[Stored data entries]

────────────────

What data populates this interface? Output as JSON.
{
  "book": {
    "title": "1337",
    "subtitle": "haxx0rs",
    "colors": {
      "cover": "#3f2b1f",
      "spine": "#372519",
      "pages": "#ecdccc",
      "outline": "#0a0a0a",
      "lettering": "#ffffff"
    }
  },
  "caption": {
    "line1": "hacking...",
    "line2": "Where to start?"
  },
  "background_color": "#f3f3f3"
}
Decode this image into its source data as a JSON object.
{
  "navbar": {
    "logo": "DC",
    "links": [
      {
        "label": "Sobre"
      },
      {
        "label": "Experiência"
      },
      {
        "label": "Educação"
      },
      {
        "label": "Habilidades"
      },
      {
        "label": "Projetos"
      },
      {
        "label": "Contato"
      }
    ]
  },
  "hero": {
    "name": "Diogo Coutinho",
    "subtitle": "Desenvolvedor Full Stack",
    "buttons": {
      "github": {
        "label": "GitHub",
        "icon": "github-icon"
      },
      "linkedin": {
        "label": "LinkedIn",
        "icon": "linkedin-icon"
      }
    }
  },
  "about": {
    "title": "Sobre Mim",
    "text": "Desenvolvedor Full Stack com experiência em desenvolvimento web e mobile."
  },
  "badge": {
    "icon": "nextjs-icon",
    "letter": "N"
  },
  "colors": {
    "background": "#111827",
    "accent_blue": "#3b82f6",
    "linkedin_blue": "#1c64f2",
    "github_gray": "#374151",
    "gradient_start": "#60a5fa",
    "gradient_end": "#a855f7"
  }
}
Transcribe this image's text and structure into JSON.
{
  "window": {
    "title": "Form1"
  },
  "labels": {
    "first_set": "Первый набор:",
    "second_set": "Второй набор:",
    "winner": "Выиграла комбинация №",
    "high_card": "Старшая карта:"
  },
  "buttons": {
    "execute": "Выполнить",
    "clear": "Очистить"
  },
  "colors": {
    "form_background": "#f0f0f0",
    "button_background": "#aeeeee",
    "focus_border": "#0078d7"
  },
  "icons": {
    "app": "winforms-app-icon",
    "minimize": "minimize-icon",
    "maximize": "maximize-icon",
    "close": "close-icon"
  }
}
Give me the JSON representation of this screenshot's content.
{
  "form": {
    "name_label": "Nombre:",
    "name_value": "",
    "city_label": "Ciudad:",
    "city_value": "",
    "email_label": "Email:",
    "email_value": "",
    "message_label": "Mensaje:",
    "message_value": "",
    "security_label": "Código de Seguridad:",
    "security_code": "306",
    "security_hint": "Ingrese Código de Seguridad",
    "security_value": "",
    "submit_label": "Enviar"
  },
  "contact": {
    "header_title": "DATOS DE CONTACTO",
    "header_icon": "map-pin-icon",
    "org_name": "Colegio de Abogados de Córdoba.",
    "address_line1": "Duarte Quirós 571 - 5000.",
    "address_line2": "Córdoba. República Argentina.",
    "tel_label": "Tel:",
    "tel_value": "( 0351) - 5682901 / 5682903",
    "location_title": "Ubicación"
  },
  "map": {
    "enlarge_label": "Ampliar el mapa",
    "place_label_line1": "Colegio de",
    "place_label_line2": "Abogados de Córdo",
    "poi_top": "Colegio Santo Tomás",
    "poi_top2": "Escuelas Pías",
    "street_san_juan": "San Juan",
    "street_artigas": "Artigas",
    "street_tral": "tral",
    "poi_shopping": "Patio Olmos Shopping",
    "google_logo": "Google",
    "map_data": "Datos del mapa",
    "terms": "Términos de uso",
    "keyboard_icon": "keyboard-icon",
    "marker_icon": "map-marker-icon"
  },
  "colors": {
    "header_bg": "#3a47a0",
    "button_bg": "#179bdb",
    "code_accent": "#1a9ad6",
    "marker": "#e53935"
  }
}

────────────────

** PROBLEM DETAILS **
Exactly reproduce every line of the data above.

** TASK OUTPUT **
What data populates this interface? Output as JSON.
{
  "book": {
    "title": "1337",
    "subtitle": "haxx0rs",
    "colors": {
      "cover": "#3f2b1f",
      "spine": "#372519",
      "pages": "#ecdccc",
      "outline": "#0a0a0a",
      "lettering": "#ffffff"
    }
  },
  "caption": {
    "line1": "hacking...",
    "line2": "Where to start?"
  },
  "background_color": "#f3f3f3"
}
Decode this image into its source data as a JSON object.
{
  "navbar": {
    "logo": "DC",
    "links": [
      {
        "label": "Sobre"
      },
      {
        "label": "Experiência"
      },
      {
        "label": "Educação"
      },
      {
        "label": "Habilidades"
      },
      {
        "label": "Projetos"
      },
      {
        "label": "Contato"
      }
    ]
  },
  "hero": {
    "name": "Diogo Coutinho",
    "subtitle": "Desenvolvedor Full Stack",
    "buttons": {
      "github": {
        "label": "GitHub",
        "icon": "github-icon"
      },
      "linkedin": {
        "label": "LinkedIn",
        "icon": "linkedin-icon"
      }
    }
  },
  "about": {
    "title": "Sobre Mim",
    "text": "Desenvolvedor Full Stack com experiência em desenvolvimento web e mobile."
  },
  "badge": {
    "icon": "nextjs-icon",
    "letter": "N"
  },
  "colors": {
    "background": "#111827",
    "accent_blue": "#3b82f6",
    "linkedin_blue": "#1c64f2",
    "github_gray": "#374151",
    "gradient_start": "#60a5fa",
    "gradient_end": "#a855f7"
  }
}
Transcribe this image's text and structure into JSON.
{
  "window": {
    "title": "Form1"
  },
  "labels": {
    "first_set": "Первый набор:",
    "second_set": "Второй набор:",
    "winner": "Выиграла комбинация №",
    "high_card": "Старшая карта:"
  },
  "buttons": {
    "execute": "Выполнить",
    "clear": "Очистить"
  },
  "colors": {
    "form_background": "#f0f0f0",
    "button_background": "#aeeeee",
    "focus_border": "#0078d7"
  },
  "icons": {
    "app": "winforms-app-icon",
    "minimize": "minimize-icon",
    "maximize": "maximize-icon",
    "close": "close-icon"
  }
}
Give me the JSON representation of this screenshot's content.
{
  "form": {
    "name_label": "Nombre:",
    "name_value": "",
    "city_label": "Ciudad:",
    "city_value": "",
    "email_label": "Email:",
    "email_value": "",
    "message_label": "Mensaje:",
    "message_value": "",
    "security_label": "Código de Seguridad:",
    "security_code": "306",
    "security_hint": "Ingrese Código de Seguridad",
    "security_value": "",
    "submit_label": "Enviar"
  },
  "contact": {
    "header_title": "DATOS DE CONTACTO",
    "header_icon": "map-pin-icon",
    "org_name": "Colegio de Abogados de Córdoba.",
    "address_line1": "Duarte Quirós 571 - 5000.",
    "address_line2": "Córdoba. República Argentina.",
    "tel_label": "Tel:",
    "tel_value": "( 0351) - 5682901 / 5682903",
    "location_title": "Ubicación"
  },
  "map": {
    "enlarge_label": "Ampliar el mapa",
    "place_label_line1": "Colegio de",
    "place_label_line2": "Abogados de Córdo",
    "poi_top": "Colegio Santo Tomás",
    "poi_top2": "Escuelas Pías",
    "street_san_juan": "San Juan",
    "street_artigas": "Artigas",
    "street_tral": "tral",
    "poi_shopping": "Patio Olmos Shopping",
    "google_logo": "Google",
    "map_data": "Datos del mapa",
    "terms": "Términos de uso",
    "keyboard_icon": "keyboard-icon",
    "marker_icon": "map-marker-icon"
  },
  "colors": {
    "header_bg": "#3a47a0",
    "button_bg": "#179bdb",
    "code_accent": "#1a9ad6",
    "marker": "#e53935"
  }
}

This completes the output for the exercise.